Directions: Give back the line where "Convert this screenshot" appears and all the lines after it until the listing ends, unchanged and with nothing else.

Dataset extract:
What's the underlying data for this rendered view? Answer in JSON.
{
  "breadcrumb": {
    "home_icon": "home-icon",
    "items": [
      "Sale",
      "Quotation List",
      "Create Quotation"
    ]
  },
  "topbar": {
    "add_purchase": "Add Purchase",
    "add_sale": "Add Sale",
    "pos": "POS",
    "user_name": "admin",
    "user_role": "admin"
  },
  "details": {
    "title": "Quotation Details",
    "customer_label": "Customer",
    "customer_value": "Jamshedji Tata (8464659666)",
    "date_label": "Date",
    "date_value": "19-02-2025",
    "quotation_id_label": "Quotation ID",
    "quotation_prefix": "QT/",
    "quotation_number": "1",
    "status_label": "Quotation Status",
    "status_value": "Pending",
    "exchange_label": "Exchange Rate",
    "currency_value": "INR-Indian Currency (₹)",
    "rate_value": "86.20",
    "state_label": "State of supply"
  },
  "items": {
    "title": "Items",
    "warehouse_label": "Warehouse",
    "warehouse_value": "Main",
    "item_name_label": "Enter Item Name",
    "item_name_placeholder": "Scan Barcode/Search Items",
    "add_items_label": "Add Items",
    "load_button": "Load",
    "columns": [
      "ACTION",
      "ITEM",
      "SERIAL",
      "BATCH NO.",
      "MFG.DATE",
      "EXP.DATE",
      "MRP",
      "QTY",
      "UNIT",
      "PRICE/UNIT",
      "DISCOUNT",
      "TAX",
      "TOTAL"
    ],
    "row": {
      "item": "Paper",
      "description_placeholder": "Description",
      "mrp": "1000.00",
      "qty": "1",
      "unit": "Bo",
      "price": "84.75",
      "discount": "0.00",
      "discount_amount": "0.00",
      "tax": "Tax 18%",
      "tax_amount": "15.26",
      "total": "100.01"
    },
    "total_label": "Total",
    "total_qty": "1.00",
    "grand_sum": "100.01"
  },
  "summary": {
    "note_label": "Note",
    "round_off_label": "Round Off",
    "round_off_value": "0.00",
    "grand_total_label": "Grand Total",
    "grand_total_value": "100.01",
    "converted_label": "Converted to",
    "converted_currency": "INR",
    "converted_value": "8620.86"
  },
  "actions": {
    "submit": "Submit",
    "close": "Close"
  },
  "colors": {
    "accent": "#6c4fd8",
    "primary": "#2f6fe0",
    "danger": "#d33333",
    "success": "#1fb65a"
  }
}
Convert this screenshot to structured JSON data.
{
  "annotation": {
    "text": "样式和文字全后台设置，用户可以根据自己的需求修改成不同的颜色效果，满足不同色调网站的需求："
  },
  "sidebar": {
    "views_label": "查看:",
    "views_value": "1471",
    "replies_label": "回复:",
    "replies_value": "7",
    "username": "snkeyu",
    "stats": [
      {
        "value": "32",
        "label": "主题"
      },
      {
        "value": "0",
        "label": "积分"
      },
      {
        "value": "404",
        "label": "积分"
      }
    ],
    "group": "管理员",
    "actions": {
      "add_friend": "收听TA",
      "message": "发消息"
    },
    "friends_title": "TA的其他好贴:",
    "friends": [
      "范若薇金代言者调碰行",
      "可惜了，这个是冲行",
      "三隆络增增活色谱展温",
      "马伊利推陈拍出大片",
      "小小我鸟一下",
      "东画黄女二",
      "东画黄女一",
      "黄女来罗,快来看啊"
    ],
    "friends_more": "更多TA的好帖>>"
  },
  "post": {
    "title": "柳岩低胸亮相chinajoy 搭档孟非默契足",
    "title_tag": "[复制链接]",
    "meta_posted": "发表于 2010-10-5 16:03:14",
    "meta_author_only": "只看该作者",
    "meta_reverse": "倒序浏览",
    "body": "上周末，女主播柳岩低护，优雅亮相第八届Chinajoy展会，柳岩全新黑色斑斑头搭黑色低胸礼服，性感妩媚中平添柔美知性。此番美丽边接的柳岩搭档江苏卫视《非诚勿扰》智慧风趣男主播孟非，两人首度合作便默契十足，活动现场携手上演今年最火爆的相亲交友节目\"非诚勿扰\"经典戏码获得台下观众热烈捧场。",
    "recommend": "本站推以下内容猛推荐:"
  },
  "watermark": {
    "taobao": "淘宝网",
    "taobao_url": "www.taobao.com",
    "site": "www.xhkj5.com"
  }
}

Exercise solution:
Convert this screenshot to structured JSON data.
{
  "annotation": {
    "text": "样式和文字全后台设置，用户可以根据自己的需求修改成不同的颜色效果，满足不同色调网站的需求："
  },
  "sidebar": {
    "views_label": "查看:",
    "views_value": "1471",
    "replies_label": "回复:",
    "replies_value": "7",
    "username": "snkeyu",
    "stats": [
      {
        "value": "32",
        "label": "主题"
      },
      {
        "value": "0",
        "label": "积分"
      },
      {
        "value": "404",
        "label": "积分"
      }
    ],
    "group": "管理员",
    "actions": {
      "add_friend": "收听TA",
      "message": "发消息"
    },
    "friends_title": "TA的其他好贴:",
    "friends": [
      "范若薇金代言者调碰行",
      "可惜了，这个是冲行",
      "三隆络增增活色谱展温",
      "马伊利推陈拍出大片",
      "小小我鸟一下",
      "东画黄女二",
      "东画黄女一",
      "黄女来罗,快来看啊"
    ],
    "friends_more": "更多TA的好帖>>"
  },
  "post": {
    "title": "柳岩低胸亮相chinajoy 搭档孟非默契足",
    "title_tag": "[复制链接]",
    "meta_posted": "发表于 2010-10-5 16:03:14",
    "meta_author_only": "只看该作者",
    "meta_reverse": "倒序浏览",
    "body": "上周末，女主播柳岩低护，优雅亮相第八届Chinajoy展会，柳岩全新黑色斑斑头搭黑色低胸礼服，性感妩媚中平添柔美知性。此番美丽边接的柳岩搭档江苏卫视《非诚勿扰》智慧风趣男主播孟非，两人首度合作便默契十足，活动现场携手上演今年最火爆的相亲交友节目\"非诚勿扰\"经典戏码获得台下观众热烈捧场。",
    "recommend": "本站推以下内容猛推荐:"
  },
  "watermark": {
    "taobao": "淘宝网",
    "taobao_url": "www.taobao.com",
    "site": "www.xhkj5.com"
  }
}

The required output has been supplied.